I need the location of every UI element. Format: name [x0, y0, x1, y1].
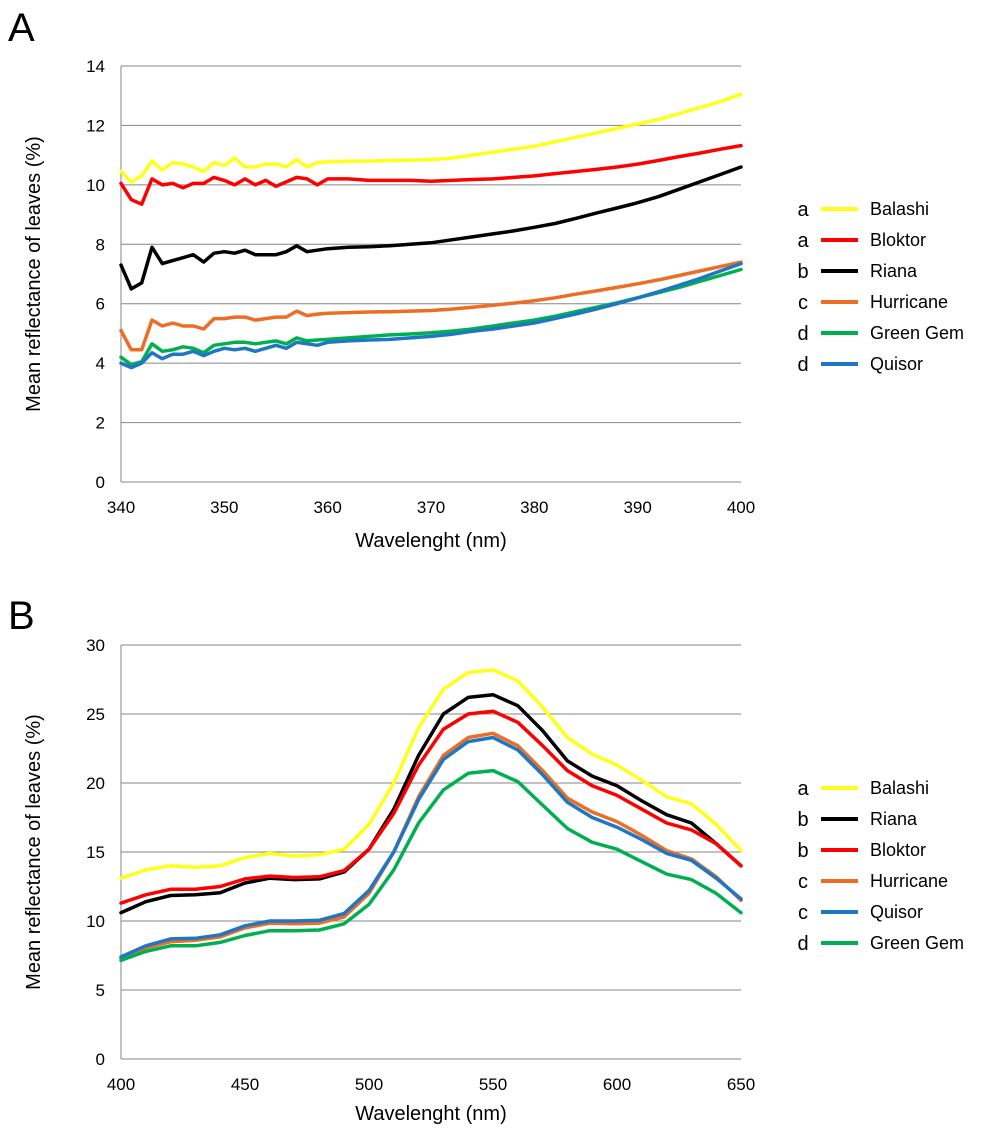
legend-group-letter: d [797, 933, 808, 955]
legend-label: Quisor [870, 902, 923, 922]
legend-group-letter: a [797, 230, 809, 252]
panel-label-a: A [8, 6, 35, 50]
series-line-balashi [119, 92, 743, 184]
series-line-balashi [119, 668, 743, 880]
legend-label: Bloktor [870, 840, 926, 860]
legend-label: Hurricane [870, 871, 948, 891]
series-line-quisor [119, 261, 743, 370]
y-tick-label: 12 [86, 116, 105, 135]
legend-group-letter: c [798, 871, 808, 893]
legend-group-letter: b [797, 809, 808, 831]
legend-group-letter: d [797, 354, 808, 376]
y-tick-label: 2 [96, 414, 105, 433]
y-tick-label: 30 [86, 636, 105, 655]
x-tick-label: 450 [231, 1075, 259, 1094]
series-line-hurricane [119, 731, 743, 961]
y-tick-label: 25 [86, 705, 105, 724]
series-line-hurricane [119, 260, 743, 352]
x-axis-label: Wavelenght (nm) [355, 1103, 507, 1125]
x-tick-label: 600 [603, 1075, 631, 1094]
y-tick-label: 15 [86, 843, 105, 862]
series-line-bloktor [119, 143, 743, 206]
legend-label: Quisor [870, 354, 923, 374]
legend-label: Riana [870, 261, 918, 281]
legend-label: Bloktor [870, 230, 926, 250]
x-tick-label: 370 [417, 498, 445, 517]
y-tick-label: 4 [96, 354, 105, 373]
x-tick-label: 400 [107, 1075, 135, 1094]
series-line-riana [119, 165, 743, 291]
series-line-bloktor [119, 709, 743, 905]
y-tick-label: 0 [96, 1050, 105, 1069]
y-tick-label: 10 [86, 912, 105, 931]
legend-label: Hurricane [870, 292, 948, 312]
x-tick-label: 350 [210, 498, 238, 517]
legend-group-letter: c [798, 902, 808, 924]
series-line-green-gem [119, 768, 743, 963]
y-tick-label: 5 [96, 981, 105, 1000]
legend-label: Balashi [870, 199, 929, 219]
legend-label: Riana [870, 809, 918, 829]
panel-label-b: B [8, 594, 35, 638]
chart-a: 0 2 4 6 8 10 12 14 340 350 360 370 380 390 400 Waveleng… [23, 57, 964, 552]
x-tick-label: 550 [479, 1075, 507, 1094]
y-tick-label: 0 [96, 473, 105, 492]
x-axis-label: Wavelenght (nm) [355, 530, 507, 552]
y-tick-label: 20 [86, 774, 105, 793]
legend-label: Balashi [870, 778, 929, 798]
legend-label: Green Gem [870, 933, 964, 953]
x-tick-label: 340 [107, 498, 135, 517]
y-tick-label: 14 [86, 57, 105, 76]
x-tick-label: 380 [520, 498, 548, 517]
legend-group-letter: b [797, 840, 808, 862]
y-tick-label: 10 [86, 176, 105, 195]
x-tick-label: 650 [727, 1075, 755, 1094]
x-tick-label: 400 [727, 498, 755, 517]
series-line-quisor [119, 735, 743, 959]
x-tick-label: 390 [623, 498, 651, 517]
y-tick-label: 8 [96, 235, 105, 254]
y-tick-label: 6 [96, 295, 105, 314]
y-axis-label: Mean reflectance of leaves (%) [23, 714, 45, 990]
legend-group-letter: b [797, 261, 808, 283]
legend-group-letter: d [797, 323, 808, 345]
legend-group-letter: a [797, 199, 809, 221]
legend-label: Green Gem [870, 323, 964, 343]
x-tick-label: 500 [355, 1075, 383, 1094]
y-axis-label: Mean reflectance of leaves (%) [23, 136, 45, 412]
series-line-riana [119, 692, 743, 915]
x-tick-label: 360 [313, 498, 341, 517]
legend-group-letter: a [797, 778, 809, 800]
legend-group-letter: c [798, 292, 808, 314]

━━━━━━━━━━

Copy every line of the entries above word for word, leaving out the picture.

The completed task
I need the location of every UI element. Format: name [x0, y0, x1, y1].
legend-group-letter: d [797, 933, 808, 955]
legend-label: Quisor [870, 902, 923, 922]
legend-group-letter: a [797, 230, 809, 252]
panel-label-a: A [8, 6, 35, 50]
series-line-balashi [119, 92, 743, 184]
series-line-balashi [119, 668, 743, 880]
legend-label: Bloktor [870, 840, 926, 860]
legend-label: Hurricane [870, 871, 948, 891]
series-line-quisor [119, 261, 743, 370]
y-tick-label: 12 [86, 116, 105, 135]
legend-group-letter: c [798, 871, 808, 893]
legend-group-letter: b [797, 809, 808, 831]
legend-group-letter: d [797, 354, 808, 376]
y-tick-label: 2 [96, 414, 105, 433]
y-tick-label: 30 [86, 636, 105, 655]
x-tick-label: 450 [231, 1075, 259, 1094]
series-line-hurricane [119, 731, 743, 961]
y-tick-label: 25 [86, 705, 105, 724]
series-line-hurricane [119, 260, 743, 352]
x-axis-label: Wavelenght (nm) [355, 1103, 507, 1125]
x-tick-label: 600 [603, 1075, 631, 1094]
y-tick-label: 15 [86, 843, 105, 862]
series-line-bloktor [119, 143, 743, 206]
legend-label: Quisor [870, 354, 923, 374]
legend-label: Riana [870, 261, 918, 281]
legend-label: Bloktor [870, 230, 926, 250]
x-tick-label: 370 [417, 498, 445, 517]
y-tick-label: 4 [96, 354, 105, 373]
x-tick-label: 400 [107, 1075, 135, 1094]
series-line-riana [119, 165, 743, 291]
series-line-bloktor [119, 709, 743, 905]
y-tick-label: 0 [96, 1050, 105, 1069]
y-tick-label: 10 [86, 912, 105, 931]
legend-label: Hurricane [870, 292, 948, 312]
x-tick-label: 350 [210, 498, 238, 517]
legend-group-letter: c [798, 902, 808, 924]
series-line-green-gem [119, 768, 743, 963]
y-tick-label: 5 [96, 981, 105, 1000]
legend-label: Balashi [870, 199, 929, 219]
legend-label: Riana [870, 809, 918, 829]
panel-label-b: B [8, 594, 35, 638]
chart-a: 0 2 4 6 8 10 12 14 340 350 360 370 380 390 400 Waveleng… [23, 57, 964, 552]
x-tick-label: 550 [479, 1075, 507, 1094]
y-tick-label: 0 [96, 473, 105, 492]
x-axis-label: Wavelenght (nm) [355, 530, 507, 552]
y-tick-label: 20 [86, 774, 105, 793]
legend-label: Balashi [870, 778, 929, 798]
legend-label: Green Gem [870, 933, 964, 953]
x-tick-label: 340 [107, 498, 135, 517]
y-tick-label: 14 [86, 57, 105, 76]
x-tick-label: 380 [520, 498, 548, 517]
legend-group-letter: b [797, 840, 808, 862]
y-tick-label: 10 [86, 176, 105, 195]
x-tick-label: 650 [727, 1075, 755, 1094]
x-tick-label: 400 [727, 498, 755, 517]
series-line-quisor [119, 735, 743, 959]
x-tick-label: 390 [623, 498, 651, 517]
y-tick-label: 8 [96, 235, 105, 254]
y-tick-label: 6 [96, 295, 105, 314]
y-axis-label: Mean reflectance of leaves (%) [23, 714, 45, 990]
legend-group-letter: b [797, 261, 808, 283]
legend-group-letter: d [797, 323, 808, 345]
legend-group-letter: a [797, 199, 809, 221]
legend-label: Green Gem [870, 323, 964, 343]
x-tick-label: 500 [355, 1075, 383, 1094]
y-axis-label: Mean reflectance of leaves (%) [23, 136, 45, 412]
series-line-riana [119, 692, 743, 915]
x-tick-label: 360 [313, 498, 341, 517]
legend-group-letter: a [797, 778, 809, 800]
legend-group-letter: c [798, 292, 808, 314]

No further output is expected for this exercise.